**** PROVIDED DATA
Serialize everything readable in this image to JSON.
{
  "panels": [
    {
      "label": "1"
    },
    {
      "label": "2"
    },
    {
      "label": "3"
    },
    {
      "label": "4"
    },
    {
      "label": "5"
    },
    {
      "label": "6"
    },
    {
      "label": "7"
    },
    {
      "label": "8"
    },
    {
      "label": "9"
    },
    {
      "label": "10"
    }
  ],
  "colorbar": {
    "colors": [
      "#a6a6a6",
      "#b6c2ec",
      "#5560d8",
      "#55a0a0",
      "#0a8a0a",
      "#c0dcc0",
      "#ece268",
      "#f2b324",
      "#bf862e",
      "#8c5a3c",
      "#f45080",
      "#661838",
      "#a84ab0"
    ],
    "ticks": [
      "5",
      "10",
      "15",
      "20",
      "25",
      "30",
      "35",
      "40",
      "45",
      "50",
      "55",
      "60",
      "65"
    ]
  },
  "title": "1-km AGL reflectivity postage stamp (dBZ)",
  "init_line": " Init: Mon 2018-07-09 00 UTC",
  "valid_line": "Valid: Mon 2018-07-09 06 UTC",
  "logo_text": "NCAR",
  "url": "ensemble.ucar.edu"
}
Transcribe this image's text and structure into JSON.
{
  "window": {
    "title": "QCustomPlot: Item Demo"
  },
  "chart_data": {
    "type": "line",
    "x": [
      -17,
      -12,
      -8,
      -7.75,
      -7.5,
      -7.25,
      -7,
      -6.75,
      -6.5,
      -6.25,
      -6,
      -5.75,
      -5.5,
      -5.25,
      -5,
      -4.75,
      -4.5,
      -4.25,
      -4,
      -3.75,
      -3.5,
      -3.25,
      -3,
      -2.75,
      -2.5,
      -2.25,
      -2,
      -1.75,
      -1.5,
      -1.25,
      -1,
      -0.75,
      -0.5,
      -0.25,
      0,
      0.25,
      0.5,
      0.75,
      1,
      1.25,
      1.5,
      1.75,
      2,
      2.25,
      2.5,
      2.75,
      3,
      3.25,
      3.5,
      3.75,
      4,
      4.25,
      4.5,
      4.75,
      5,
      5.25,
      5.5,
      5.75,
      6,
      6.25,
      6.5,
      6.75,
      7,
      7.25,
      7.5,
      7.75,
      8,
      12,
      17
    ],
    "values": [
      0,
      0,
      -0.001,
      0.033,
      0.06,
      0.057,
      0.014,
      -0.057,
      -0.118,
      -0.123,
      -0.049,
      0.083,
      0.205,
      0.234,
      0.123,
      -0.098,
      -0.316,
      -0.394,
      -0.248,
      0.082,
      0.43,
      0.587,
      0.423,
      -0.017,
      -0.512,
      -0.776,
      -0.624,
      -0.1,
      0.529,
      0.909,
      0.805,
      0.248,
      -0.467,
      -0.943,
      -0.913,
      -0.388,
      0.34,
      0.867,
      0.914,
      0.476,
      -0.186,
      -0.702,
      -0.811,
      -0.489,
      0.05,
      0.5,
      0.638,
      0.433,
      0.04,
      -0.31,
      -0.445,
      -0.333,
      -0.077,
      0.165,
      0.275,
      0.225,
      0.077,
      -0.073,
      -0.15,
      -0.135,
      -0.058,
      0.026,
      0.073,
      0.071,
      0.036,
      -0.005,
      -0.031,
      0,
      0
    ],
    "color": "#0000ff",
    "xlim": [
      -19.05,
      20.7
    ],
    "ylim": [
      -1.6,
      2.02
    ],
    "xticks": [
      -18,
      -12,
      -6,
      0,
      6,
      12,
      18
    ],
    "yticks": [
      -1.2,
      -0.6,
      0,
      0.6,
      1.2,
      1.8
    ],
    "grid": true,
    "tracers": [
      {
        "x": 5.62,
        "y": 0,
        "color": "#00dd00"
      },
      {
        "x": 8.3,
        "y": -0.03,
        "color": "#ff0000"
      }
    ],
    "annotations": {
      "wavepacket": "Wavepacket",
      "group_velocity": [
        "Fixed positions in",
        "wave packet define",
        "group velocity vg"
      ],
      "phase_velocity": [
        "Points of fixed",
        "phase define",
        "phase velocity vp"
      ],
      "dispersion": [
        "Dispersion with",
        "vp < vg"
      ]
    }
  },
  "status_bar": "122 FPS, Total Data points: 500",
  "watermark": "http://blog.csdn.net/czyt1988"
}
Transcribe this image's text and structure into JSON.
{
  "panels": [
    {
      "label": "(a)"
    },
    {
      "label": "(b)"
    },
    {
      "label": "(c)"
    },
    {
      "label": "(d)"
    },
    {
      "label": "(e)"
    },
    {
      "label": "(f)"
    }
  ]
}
********
§ **DIRECTIONS FOR THIS TASK**
Exactly reproduce every line of the records.

§ **EXPECTED ANSWER**
Serialize everything readable in this image to JSON.
{
  "panels": [
    {
      "label": "1"
    },
    {
      "label": "2"
    },
    {
      "label": "3"
    },
    {
      "label": "4"
    },
    {
      "label": "5"
    },
    {
      "label": "6"
    },
    {
      "label": "7"
    },
    {
      "label": "8"
    },
    {
      "label": "9"
    },
    {
      "label": "10"
    }
  ],
  "colorbar": {
    "colors": [
      "#a6a6a6",
      "#b6c2ec",
      "#5560d8",
      "#55a0a0",
      "#0a8a0a",
      "#c0dcc0",
      "#ece268",
      "#f2b324",
      "#bf862e",
      "#8c5a3c",
      "#f45080",
      "#661838",
      "#a84ab0"
    ],
    "ticks": [
      "5",
      "10",
      "15",
      "20",
      "25",
      "30",
      "35",
      "40",
      "45",
      "50",
      "55",
      "60",
      "65"
    ]
  },
  "title": "1-km AGL reflectivity postage stamp (dBZ)",
  "init_line": " Init: Mon 2018-07-09 00 UTC",
  "valid_line": "Valid: Mon 2018-07-09 06 UTC",
  "logo_text": "NCAR",
  "url": "ensemble.ucar.edu"
}
Transcribe this image's text and structure into JSON.
{
  "window": {
    "title": "QCustomPlot: Item Demo"
  },
  "chart_data": {
    "type": "line",
    "x": [
      -17,
      -12,
      -8,
      -7.75,
      -7.5,
      -7.25,
      -7,
      -6.75,
      -6.5,
      -6.25,
      -6,
      -5.75,
      -5.5,
      -5.25,
      -5,
      -4.75,
      -4.5,
      -4.25,
      -4,
      -3.75,
      -3.5,
      -3.25,
      -3,
      -2.75,
      -2.5,
      -2.25,
      -2,
      -1.75,
      -1.5,
      -1.25,
      -1,
      -0.75,
      -0.5,
      -0.25,
      0,
      0.25,
      0.5,
      0.75,
      1,
      1.25,
      1.5,
      1.75,
      2,
      2.25,
      2.5,
      2.75,
      3,
      3.25,
      3.5,
      3.75,
      4,
      4.25,
      4.5,
      4.75,
      5,
      5.25,
      5.5,
      5.75,
      6,
      6.25,
      6.5,
      6.75,
      7,
      7.25,
      7.5,
      7.75,
      8,
      12,
      17
    ],
    "values": [
      0,
      0,
      -0.001,
      0.033,
      0.06,
      0.057,
      0.014,
      -0.057,
      -0.118,
      -0.123,
      -0.049,
      0.083,
      0.205,
      0.234,
      0.123,
      -0.098,
      -0.316,
      -0.394,
      -0.248,
      0.082,
      0.43,
      0.587,
      0.423,
      -0.017,
      -0.512,
      -0.776,
      -0.624,
      -0.1,
      0.529,
      0.909,
      0.805,
      0.248,
      -0.467,
      -0.943,
      -0.913,
      -0.388,
      0.34,
      0.867,
      0.914,
      0.476,
      -0.186,
      -0.702,
      -0.811,
      -0.489,
      0.05,
      0.5,
      0.638,
      0.433,
      0.04,
      -0.31,
      -0.445,
      -0.333,
      -0.077,
      0.165,
      0.275,
      0.225,
      0.077,
      -0.073,
      -0.15,
      -0.135,
      -0.058,
      0.026,
      0.073,
      0.071,
      0.036,
      -0.005,
      -0.031,
      0,
      0
    ],
    "color": "#0000ff",
    "xlim": [
      -19.05,
      20.7
    ],
    "ylim": [
      -1.6,
      2.02
    ],
    "xticks": [
      -18,
      -12,
      -6,
      0,
      6,
      12,
      18
    ],
    "yticks": [
      -1.2,
      -0.6,
      0,
      0.6,
      1.2,
      1.8
    ],
    "grid": true,
    "tracers": [
      {
        "x": 5.62,
        "y": 0,
        "color": "#00dd00"
      },
      {
        "x": 8.3,
        "y": -0.03,
        "color": "#ff0000"
      }
    ],
    "annotations": {
      "wavepacket": "Wavepacket",
      "group_velocity": [
        "Fixed positions in",
        "wave packet define",
        "group velocity vg"
      ],
      "phase_velocity": [
        "Points of fixed",
        "phase define",
        "phase velocity vp"
      ],
      "dispersion": [
        "Dispersion with",
        "vp < vg"
      ]
    }
  },
  "status_bar": "122 FPS, Total Data points: 500",
  "watermark": "http://blog.csdn.net/czyt1988"
}
Transcribe this image's text and structure into JSON.
{
  "panels": [
    {
      "label": "(a)"
    },
    {
      "label": "(b)"
    },
    {
      "label": "(c)"
    },
    {
      "label": "(d)"
    },
    {
      "label": "(e)"
    },
    {
      "label": "(f)"
    }
  ]
}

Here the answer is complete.